• _Directions for this task_: What is the number of lines in the entries below that include the word "structured"? Provide the number only.

((

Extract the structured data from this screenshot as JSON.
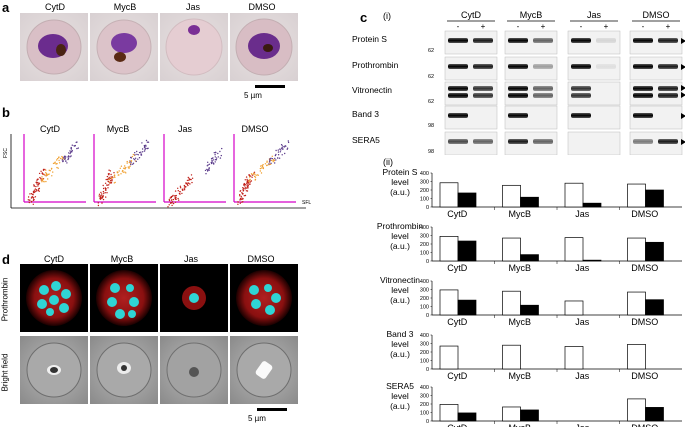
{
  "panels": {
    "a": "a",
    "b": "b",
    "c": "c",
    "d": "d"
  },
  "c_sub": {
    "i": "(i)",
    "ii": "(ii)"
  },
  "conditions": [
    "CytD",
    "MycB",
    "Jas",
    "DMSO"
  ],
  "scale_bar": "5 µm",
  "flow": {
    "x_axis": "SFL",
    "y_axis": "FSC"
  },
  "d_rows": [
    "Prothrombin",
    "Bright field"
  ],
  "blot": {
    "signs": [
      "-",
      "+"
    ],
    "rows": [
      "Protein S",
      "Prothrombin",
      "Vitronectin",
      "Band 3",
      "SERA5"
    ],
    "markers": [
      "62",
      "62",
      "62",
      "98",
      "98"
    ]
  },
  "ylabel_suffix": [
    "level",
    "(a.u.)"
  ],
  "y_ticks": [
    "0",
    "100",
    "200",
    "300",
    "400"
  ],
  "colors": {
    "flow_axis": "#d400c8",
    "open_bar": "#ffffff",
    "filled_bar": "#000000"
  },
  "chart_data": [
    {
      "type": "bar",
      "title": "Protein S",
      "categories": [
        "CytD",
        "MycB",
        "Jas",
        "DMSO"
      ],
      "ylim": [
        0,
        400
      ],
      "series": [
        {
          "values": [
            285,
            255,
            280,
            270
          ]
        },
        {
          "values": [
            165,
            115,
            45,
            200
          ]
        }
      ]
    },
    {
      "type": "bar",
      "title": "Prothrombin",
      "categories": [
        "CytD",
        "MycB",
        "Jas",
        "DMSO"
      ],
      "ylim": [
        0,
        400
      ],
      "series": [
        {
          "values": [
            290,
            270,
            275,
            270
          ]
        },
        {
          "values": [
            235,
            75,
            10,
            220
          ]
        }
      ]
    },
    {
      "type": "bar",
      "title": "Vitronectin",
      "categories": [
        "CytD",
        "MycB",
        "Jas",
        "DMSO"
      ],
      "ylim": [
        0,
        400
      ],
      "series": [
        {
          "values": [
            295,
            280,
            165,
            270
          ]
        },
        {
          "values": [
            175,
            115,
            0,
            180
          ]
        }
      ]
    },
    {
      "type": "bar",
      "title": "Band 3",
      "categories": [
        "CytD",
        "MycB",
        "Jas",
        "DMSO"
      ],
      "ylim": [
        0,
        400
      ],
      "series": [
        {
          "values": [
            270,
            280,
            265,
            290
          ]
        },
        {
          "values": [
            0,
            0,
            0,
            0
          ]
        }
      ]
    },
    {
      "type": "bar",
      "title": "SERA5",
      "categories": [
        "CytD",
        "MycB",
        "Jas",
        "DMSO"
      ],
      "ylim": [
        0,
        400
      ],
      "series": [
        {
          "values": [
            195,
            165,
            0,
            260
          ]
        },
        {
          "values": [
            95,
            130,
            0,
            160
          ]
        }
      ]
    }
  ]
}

))
((

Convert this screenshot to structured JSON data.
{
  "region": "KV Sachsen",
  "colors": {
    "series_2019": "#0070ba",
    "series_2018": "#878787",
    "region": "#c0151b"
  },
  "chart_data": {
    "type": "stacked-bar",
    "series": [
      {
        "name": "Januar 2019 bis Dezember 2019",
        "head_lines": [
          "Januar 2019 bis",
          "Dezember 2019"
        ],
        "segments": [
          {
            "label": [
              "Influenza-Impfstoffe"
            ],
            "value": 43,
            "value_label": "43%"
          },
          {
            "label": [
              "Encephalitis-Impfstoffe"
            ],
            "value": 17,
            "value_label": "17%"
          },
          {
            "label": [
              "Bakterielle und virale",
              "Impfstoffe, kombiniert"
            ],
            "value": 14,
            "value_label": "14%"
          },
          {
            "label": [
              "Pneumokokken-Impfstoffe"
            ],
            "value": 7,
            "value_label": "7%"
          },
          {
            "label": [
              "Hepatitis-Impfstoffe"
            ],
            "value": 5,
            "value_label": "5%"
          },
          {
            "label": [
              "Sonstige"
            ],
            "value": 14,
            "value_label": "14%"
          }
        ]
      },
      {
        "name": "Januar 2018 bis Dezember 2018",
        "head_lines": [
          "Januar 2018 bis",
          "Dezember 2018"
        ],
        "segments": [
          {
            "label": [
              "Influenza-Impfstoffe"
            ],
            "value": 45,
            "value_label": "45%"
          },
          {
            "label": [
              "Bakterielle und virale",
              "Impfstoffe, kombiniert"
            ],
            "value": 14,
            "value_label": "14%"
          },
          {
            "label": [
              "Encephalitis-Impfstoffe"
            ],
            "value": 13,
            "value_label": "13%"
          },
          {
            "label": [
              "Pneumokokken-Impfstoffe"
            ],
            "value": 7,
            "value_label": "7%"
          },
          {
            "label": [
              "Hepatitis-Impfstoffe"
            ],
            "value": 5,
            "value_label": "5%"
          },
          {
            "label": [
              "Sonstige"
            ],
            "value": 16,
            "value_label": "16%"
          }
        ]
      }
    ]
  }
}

))

• _Task output_: 2